### THE EXERCISE
Go through the listing and pick out each line with the word "radiation" in it.

* Start DATA FOR PROCESSING *

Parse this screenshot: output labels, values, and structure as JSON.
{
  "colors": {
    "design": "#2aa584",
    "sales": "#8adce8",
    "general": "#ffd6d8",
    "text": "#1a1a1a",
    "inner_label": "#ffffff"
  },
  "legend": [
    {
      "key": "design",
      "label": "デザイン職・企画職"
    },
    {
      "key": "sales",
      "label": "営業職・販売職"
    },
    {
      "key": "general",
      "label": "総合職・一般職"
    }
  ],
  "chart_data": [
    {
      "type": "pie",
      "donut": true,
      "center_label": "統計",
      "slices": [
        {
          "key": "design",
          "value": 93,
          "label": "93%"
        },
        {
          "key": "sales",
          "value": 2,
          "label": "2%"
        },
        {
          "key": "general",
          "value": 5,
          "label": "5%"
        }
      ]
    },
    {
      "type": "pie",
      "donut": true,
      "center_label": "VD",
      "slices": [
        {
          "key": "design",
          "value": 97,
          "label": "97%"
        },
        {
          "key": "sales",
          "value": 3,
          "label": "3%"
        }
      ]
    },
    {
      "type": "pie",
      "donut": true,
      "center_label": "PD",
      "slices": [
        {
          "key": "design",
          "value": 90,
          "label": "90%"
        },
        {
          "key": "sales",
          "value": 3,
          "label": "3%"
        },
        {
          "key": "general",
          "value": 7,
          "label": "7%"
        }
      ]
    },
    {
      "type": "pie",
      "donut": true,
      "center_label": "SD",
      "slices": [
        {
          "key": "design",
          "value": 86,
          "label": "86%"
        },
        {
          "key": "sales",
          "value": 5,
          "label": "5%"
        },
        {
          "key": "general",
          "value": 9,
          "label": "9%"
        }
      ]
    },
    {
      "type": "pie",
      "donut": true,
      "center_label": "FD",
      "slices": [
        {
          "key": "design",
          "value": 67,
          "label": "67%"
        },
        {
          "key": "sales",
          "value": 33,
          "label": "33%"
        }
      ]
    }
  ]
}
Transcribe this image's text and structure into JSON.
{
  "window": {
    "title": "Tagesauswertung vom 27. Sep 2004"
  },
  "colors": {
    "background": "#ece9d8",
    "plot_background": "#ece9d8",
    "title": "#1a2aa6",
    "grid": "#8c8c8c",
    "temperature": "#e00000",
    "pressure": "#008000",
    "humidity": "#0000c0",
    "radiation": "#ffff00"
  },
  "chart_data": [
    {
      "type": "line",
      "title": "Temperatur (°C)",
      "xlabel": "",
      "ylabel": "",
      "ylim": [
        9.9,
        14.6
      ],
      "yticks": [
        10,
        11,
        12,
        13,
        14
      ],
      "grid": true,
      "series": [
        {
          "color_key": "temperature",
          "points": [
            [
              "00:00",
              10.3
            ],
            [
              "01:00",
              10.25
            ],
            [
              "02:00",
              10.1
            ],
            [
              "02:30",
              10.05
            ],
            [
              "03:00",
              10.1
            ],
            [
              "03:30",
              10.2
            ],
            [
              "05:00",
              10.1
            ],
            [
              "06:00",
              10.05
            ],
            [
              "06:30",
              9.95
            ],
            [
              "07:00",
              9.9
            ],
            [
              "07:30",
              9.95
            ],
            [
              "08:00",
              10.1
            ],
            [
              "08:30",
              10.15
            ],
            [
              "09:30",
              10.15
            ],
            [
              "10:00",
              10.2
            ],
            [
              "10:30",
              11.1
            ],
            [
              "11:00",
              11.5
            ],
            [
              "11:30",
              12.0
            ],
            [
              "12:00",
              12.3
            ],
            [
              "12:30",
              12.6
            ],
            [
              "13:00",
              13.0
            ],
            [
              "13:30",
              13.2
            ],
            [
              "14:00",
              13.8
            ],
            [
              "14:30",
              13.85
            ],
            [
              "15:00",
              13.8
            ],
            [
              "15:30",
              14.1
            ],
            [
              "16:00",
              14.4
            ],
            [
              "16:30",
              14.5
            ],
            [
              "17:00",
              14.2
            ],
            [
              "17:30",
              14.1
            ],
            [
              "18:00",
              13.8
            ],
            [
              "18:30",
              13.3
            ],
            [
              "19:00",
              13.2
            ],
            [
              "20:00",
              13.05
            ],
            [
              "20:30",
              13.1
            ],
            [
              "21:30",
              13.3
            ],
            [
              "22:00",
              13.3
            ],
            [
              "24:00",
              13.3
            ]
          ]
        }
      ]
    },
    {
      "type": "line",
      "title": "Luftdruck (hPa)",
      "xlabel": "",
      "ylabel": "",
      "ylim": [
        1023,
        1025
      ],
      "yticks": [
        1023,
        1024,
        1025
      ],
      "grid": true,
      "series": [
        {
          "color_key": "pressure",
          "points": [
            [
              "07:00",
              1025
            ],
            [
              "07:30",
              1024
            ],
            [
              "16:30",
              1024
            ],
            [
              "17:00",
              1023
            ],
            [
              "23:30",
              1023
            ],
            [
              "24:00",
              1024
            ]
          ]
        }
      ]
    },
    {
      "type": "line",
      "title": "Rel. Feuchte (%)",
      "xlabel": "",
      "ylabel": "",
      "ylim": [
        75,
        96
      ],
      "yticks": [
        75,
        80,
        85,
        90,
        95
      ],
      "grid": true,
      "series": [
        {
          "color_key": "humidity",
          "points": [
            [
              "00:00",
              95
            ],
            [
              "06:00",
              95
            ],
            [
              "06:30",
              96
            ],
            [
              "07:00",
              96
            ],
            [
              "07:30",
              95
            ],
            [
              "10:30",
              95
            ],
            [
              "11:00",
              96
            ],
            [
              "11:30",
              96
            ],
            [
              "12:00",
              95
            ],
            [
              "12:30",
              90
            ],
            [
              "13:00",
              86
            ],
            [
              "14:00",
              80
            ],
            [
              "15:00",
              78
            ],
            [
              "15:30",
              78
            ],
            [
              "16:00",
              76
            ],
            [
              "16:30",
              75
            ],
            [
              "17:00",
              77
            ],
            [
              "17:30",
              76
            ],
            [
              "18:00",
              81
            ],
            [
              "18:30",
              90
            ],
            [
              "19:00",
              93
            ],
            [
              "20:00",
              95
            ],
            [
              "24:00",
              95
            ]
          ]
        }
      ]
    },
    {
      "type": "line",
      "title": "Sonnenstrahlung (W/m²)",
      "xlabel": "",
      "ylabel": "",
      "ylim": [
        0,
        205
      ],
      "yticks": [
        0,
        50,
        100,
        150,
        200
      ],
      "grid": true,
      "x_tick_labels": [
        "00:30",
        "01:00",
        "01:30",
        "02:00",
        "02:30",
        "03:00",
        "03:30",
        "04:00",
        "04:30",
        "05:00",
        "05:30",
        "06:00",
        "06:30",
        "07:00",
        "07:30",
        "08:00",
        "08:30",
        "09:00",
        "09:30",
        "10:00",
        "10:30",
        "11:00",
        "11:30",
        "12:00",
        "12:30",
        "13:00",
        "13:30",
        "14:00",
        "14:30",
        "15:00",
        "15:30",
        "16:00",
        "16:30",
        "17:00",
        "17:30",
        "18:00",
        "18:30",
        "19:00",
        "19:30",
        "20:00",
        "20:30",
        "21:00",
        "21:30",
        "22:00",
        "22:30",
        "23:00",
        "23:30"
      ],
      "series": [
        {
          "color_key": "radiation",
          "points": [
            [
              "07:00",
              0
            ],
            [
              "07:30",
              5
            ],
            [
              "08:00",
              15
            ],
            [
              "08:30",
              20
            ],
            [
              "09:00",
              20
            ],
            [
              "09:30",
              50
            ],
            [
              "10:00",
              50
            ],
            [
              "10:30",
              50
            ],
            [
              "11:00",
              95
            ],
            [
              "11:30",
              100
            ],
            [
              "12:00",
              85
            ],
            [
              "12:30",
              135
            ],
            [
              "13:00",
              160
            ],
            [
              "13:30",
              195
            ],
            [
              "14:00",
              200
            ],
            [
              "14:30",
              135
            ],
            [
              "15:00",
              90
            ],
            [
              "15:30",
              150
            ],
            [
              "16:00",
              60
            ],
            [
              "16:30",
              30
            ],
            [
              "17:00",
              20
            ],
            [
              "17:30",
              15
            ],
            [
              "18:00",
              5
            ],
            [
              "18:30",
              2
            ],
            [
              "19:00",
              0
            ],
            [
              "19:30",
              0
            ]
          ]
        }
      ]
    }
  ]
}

* End DATA FOR PROCESSING *

### CORRECT OUTPUT
    "radiation": "#ffff00"
          "color_key": "radiation",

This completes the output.